**EXERCISE DESCRIPTION:** All lines in the data bearing the string "icon" should be identified and copied.
• • • • •
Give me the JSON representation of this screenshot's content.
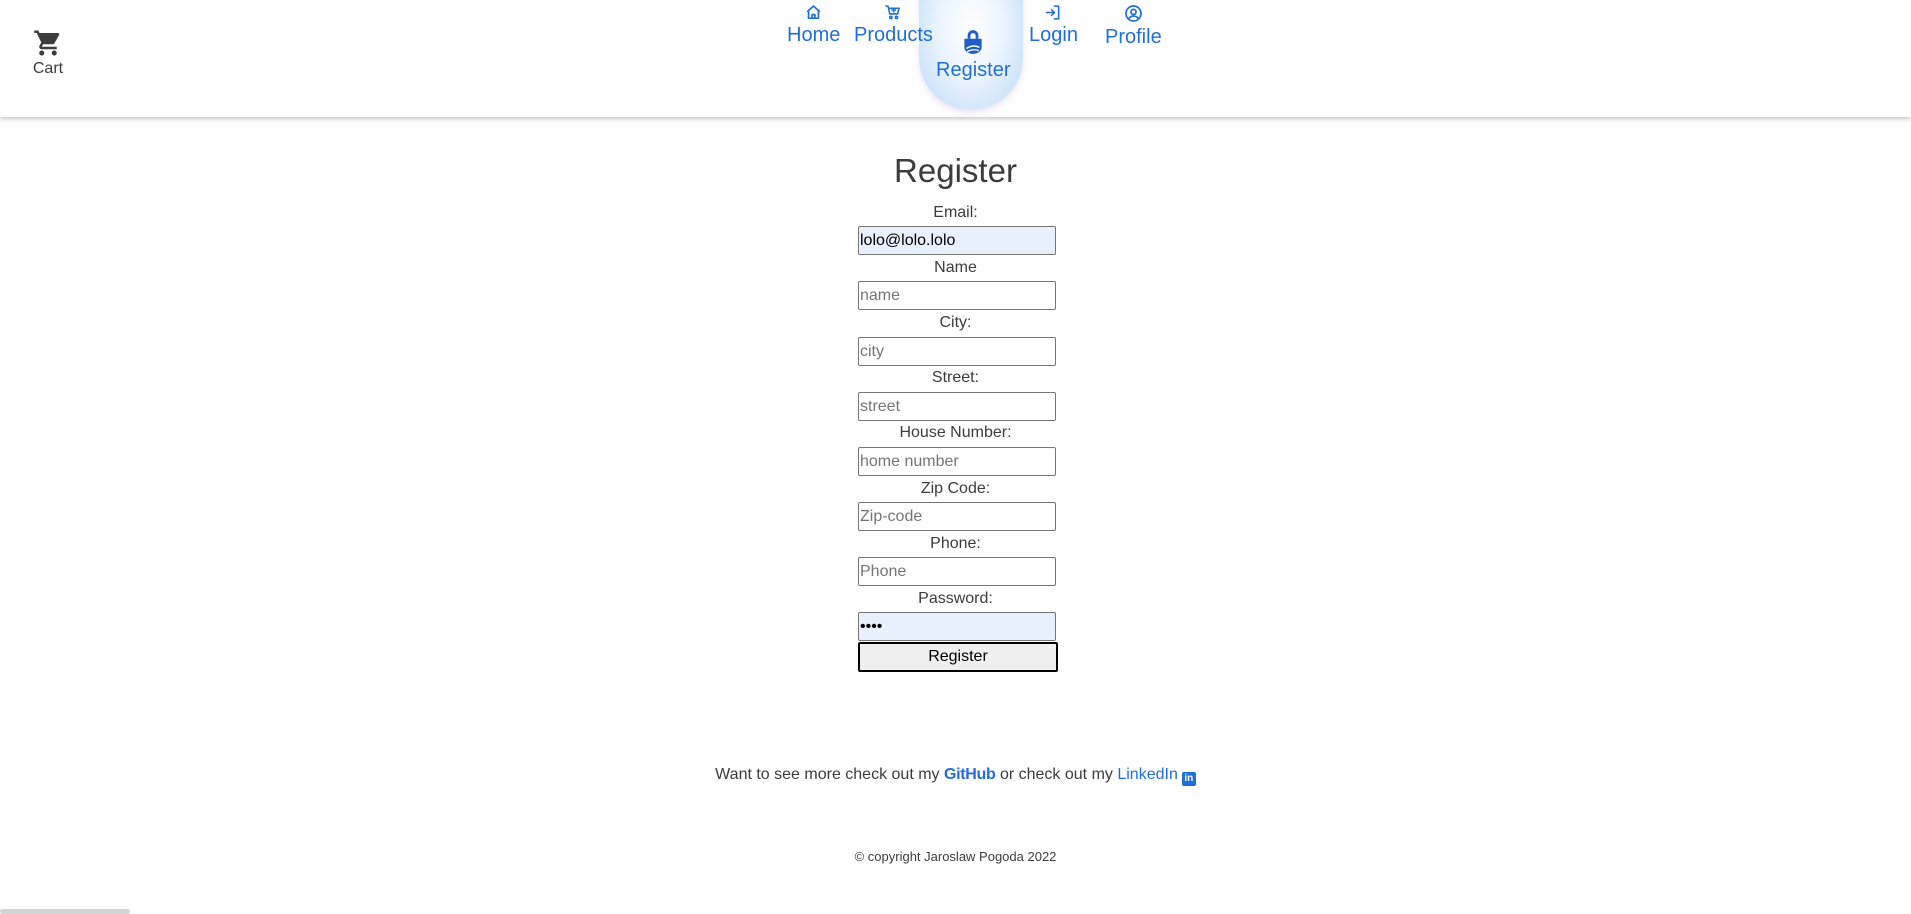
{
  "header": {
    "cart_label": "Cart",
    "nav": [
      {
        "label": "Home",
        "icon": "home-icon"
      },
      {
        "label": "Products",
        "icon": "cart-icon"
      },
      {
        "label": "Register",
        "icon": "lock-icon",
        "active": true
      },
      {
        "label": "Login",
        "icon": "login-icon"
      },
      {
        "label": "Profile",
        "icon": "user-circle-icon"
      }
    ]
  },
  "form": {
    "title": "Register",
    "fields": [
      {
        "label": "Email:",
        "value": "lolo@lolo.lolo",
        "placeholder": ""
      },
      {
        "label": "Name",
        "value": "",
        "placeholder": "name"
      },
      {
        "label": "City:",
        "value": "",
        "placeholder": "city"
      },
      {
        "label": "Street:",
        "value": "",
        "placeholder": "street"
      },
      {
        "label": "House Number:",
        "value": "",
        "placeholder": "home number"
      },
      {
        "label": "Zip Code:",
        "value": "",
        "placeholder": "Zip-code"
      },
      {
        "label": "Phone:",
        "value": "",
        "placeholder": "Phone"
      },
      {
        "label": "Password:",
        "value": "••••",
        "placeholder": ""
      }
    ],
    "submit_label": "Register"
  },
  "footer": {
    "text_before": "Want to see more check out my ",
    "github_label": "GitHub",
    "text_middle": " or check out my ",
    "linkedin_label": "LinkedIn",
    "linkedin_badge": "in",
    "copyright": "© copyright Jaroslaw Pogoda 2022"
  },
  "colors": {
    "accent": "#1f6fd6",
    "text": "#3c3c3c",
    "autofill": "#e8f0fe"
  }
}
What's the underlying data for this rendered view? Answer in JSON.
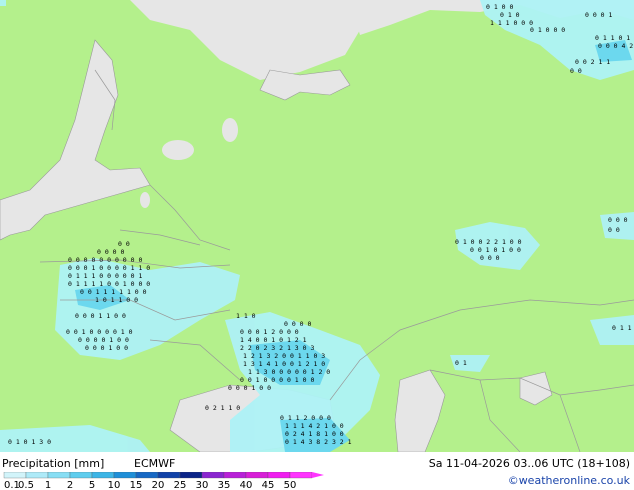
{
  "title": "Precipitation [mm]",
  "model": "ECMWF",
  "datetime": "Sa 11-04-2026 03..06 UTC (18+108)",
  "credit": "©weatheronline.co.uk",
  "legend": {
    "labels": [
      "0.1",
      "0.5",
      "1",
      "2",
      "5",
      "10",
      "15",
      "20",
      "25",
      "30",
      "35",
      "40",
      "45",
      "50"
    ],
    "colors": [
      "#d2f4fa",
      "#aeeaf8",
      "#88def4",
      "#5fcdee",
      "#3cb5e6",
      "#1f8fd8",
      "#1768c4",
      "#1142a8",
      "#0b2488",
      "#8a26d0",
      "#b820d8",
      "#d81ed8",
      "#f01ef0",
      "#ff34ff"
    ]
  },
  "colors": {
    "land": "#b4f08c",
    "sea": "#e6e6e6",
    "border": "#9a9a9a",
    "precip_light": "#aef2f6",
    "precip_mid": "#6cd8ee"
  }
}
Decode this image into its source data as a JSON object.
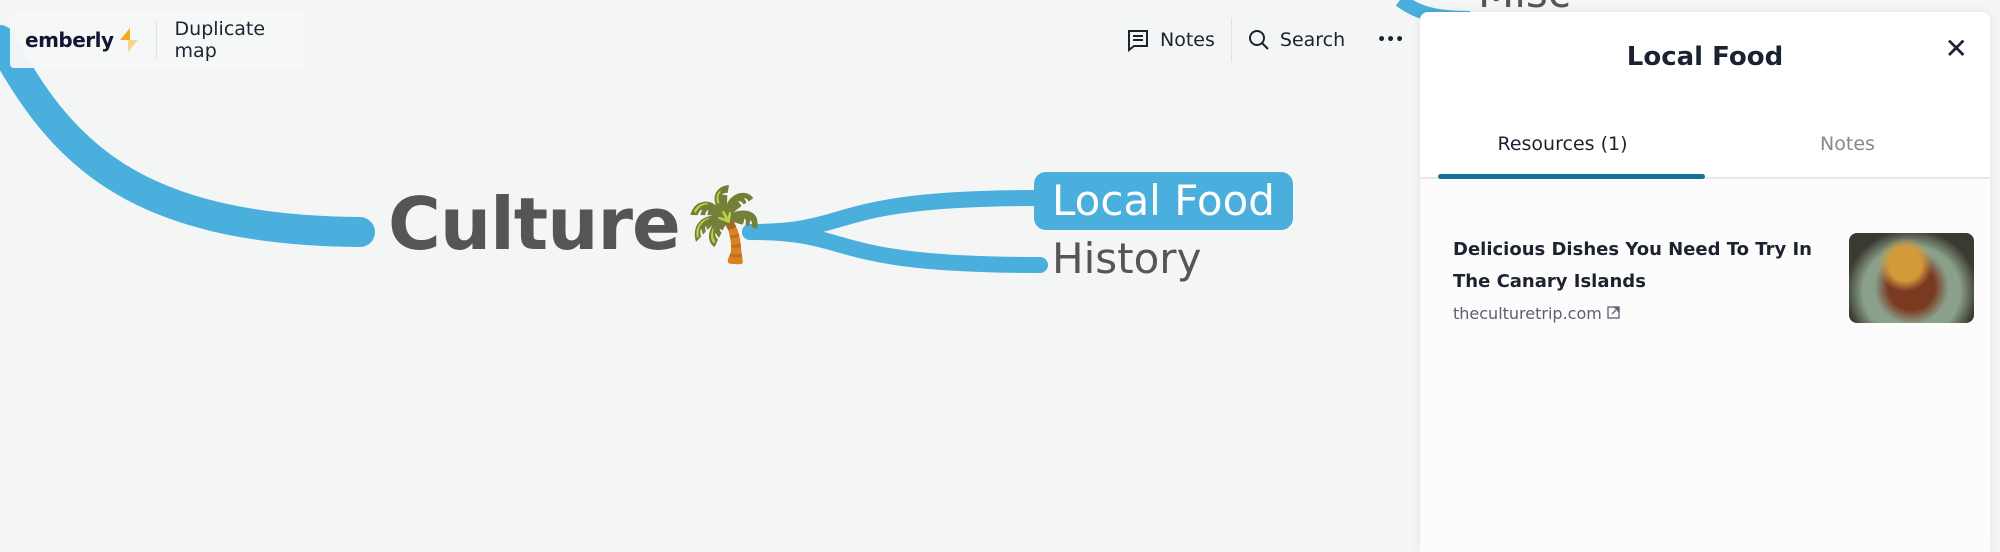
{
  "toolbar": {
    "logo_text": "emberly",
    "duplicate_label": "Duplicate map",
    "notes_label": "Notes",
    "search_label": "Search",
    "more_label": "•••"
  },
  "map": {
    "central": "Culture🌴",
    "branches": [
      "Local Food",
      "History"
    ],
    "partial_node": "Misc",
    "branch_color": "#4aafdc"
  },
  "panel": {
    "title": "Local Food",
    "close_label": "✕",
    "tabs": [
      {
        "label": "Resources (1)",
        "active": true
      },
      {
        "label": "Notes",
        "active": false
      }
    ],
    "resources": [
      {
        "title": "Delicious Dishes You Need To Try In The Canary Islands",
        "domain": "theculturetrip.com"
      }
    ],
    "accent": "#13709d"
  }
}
• • • • •
**REPLY:**
        "icon": "home-icon"
        "icon": "cart-icon"
        "icon": "lock-icon",
        "icon": "login-icon"
        "icon": "user-circle-icon"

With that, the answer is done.